Return the whole listing exactly as it stands.

--- BEGIN ---

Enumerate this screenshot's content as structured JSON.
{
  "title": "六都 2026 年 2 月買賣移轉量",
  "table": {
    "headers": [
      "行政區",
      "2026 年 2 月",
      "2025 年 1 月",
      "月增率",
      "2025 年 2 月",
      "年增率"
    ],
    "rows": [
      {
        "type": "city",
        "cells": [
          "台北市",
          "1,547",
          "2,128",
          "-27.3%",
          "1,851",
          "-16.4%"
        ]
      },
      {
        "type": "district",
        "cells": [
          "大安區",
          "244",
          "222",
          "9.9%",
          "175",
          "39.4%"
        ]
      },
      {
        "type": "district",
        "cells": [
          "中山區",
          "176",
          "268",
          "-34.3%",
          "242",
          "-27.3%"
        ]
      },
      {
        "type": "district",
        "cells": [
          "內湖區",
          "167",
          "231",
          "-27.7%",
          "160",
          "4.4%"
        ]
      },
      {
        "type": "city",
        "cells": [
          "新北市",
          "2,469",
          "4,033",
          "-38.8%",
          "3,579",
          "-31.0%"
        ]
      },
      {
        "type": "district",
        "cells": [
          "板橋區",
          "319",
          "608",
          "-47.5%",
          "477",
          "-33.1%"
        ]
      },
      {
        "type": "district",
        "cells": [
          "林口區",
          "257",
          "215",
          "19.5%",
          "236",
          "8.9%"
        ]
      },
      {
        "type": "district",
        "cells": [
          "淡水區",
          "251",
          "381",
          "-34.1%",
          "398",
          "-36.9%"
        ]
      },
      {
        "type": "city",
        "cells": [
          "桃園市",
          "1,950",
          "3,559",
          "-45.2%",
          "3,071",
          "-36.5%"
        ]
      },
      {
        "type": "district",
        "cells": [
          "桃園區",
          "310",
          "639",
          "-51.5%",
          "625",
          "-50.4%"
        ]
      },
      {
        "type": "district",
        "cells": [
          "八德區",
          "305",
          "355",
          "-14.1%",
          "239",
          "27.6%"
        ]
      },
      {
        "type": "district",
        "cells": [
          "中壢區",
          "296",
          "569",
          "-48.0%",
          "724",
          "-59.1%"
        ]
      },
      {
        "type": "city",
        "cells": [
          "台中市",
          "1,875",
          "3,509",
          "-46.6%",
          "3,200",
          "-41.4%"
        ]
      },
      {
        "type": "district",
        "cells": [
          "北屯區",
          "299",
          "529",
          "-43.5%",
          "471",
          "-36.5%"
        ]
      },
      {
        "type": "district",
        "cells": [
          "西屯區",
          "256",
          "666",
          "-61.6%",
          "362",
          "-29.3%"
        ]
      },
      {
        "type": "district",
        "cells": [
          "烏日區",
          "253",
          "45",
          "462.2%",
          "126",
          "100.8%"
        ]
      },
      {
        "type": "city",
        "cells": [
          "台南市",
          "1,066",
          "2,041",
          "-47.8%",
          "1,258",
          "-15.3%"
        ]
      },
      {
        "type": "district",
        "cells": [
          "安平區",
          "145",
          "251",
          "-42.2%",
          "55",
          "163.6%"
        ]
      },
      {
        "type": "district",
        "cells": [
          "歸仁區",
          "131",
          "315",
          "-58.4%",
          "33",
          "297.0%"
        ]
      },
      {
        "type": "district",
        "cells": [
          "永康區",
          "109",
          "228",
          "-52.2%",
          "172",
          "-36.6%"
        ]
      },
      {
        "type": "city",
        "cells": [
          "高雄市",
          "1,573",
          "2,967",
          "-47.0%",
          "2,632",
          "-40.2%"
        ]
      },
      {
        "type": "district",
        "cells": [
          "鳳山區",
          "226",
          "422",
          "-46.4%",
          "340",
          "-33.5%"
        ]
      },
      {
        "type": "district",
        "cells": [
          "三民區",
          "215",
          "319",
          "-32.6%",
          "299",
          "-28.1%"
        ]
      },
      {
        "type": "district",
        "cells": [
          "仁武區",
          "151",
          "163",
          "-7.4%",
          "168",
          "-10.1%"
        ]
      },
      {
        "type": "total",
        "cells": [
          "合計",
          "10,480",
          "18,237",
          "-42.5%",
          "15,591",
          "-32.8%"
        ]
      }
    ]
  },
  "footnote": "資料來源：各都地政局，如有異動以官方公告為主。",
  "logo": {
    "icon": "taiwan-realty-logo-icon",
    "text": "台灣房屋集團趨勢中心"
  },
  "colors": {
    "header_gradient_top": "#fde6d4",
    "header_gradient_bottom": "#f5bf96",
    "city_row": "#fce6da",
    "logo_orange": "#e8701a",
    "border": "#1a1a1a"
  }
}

--- END ---

» Solved problem:
Enumerate this screenshot's content as structured JSON.
{
  "title": "六都 2026 年 2 月買賣移轉量",
  "table": {
    "headers": [
      "行政區",
      "2026 年 2 月",
      "2025 年 1 月",
      "月增率",
      "2025 年 2 月",
      "年增率"
    ],
    "rows": [
      {
        "type": "city",
        "cells": [
          "台北市",
          "1,547",
          "2,128",
          "-27.3%",
          "1,851",
          "-16.4%"
        ]
      },
      {
        "type": "district",
        "cells": [
          "大安區",
          "244",
          "222",
          "9.9%",
          "175",
          "39.4%"
        ]
      },
      {
        "type": "district",
        "cells": [
          "中山區",
          "176",
          "268",
          "-34.3%",
          "242",
          "-27.3%"
        ]
      },
      {
        "type": "district",
        "cells": [
          "內湖區",
          "167",
          "231",
          "-27.7%",
          "160",
          "4.4%"
        ]
      },
      {
        "type": "city",
        "cells": [
          "新北市",
          "2,469",
          "4,033",
          "-38.8%",
          "3,579",
          "-31.0%"
        ]
      },
      {
        "type": "district",
        "cells": [
          "板橋區",
          "319",
          "608",
          "-47.5%",
          "477",
          "-33.1%"
        ]
      },
      {
        "type": "district",
        "cells": [
          "林口區",
          "257",
          "215",
          "19.5%",
          "236",
          "8.9%"
        ]
      },
      {
        "type": "district",
        "cells": [
          "淡水區",
          "251",
          "381",
          "-34.1%",
          "398",
          "-36.9%"
        ]
      },
      {
        "type": "city",
        "cells": [
          "桃園市",
          "1,950",
          "3,559",
          "-45.2%",
          "3,071",
          "-36.5%"
        ]
      },
      {
        "type": "district",
        "cells": [
          "桃園區",
          "310",
          "639",
          "-51.5%",
          "625",
          "-50.4%"
        ]
      },
      {
        "type": "district",
        "cells": [
          "八德區",
          "305",
          "355",
          "-14.1%",
          "239",
          "27.6%"
        ]
      },
      {
        "type": "district",
        "cells": [
          "中壢區",
          "296",
          "569",
          "-48.0%",
          "724",
          "-59.1%"
        ]
      },
      {
        "type": "city",
        "cells": [
          "台中市",
          "1,875",
          "3,509",
          "-46.6%",
          "3,200",
          "-41.4%"
        ]
      },
      {
        "type": "district",
        "cells": [
          "北屯區",
          "299",
          "529",
          "-43.5%",
          "471",
          "-36.5%"
        ]
      },
      {
        "type": "district",
        "cells": [
          "西屯區",
          "256",
          "666",
          "-61.6%",
          "362",
          "-29.3%"
        ]
      },
      {
        "type": "district",
        "cells": [
          "烏日區",
          "253",
          "45",
          "462.2%",
          "126",
          "100.8%"
        ]
      },
      {
        "type": "city",
        "cells": [
          "台南市",
          "1,066",
          "2,041",
          "-47.8%",
          "1,258",
          "-15.3%"
        ]
      },
      {
        "type": "district",
        "cells": [
          "安平區",
          "145",
          "251",
          "-42.2%",
          "55",
          "163.6%"
        ]
      },
      {
        "type": "district",
        "cells": [
          "歸仁區",
          "131",
          "315",
          "-58.4%",
          "33",
          "297.0%"
        ]
      },
      {
        "type": "district",
        "cells": [
          "永康區",
          "109",
          "228",
          "-52.2%",
          "172",
          "-36.6%"
        ]
      },
      {
        "type": "city",
        "cells": [
          "高雄市",
          "1,573",
          "2,967",
          "-47.0%",
          "2,632",
          "-40.2%"
        ]
      },
      {
        "type": "district",
        "cells": [
          "鳳山區",
          "226",
          "422",
          "-46.4%",
          "340",
          "-33.5%"
        ]
      },
      {
        "type": "district",
        "cells": [
          "三民區",
          "215",
          "319",
          "-32.6%",
          "299",
          "-28.1%"
        ]
      },
      {
        "type": "district",
        "cells": [
          "仁武區",
          "151",
          "163",
          "-7.4%",
          "168",
          "-10.1%"
        ]
      },
      {
        "type": "total",
        "cells": [
          "合計",
          "10,480",
          "18,237",
          "-42.5%",
          "15,591",
          "-32.8%"
        ]
      }
    ]
  },
  "footnote": "資料來源：各都地政局，如有異動以官方公告為主。",
  "logo": {
    "icon": "taiwan-realty-logo-icon",
    "text": "台灣房屋集團趨勢中心"
  },
  "colors": {
    "header_gradient_top": "#fde6d4",
    "header_gradient_bottom": "#f5bf96",
    "city_row": "#fce6da",
    "logo_orange": "#e8701a",
    "border": "#1a1a1a"
  }
}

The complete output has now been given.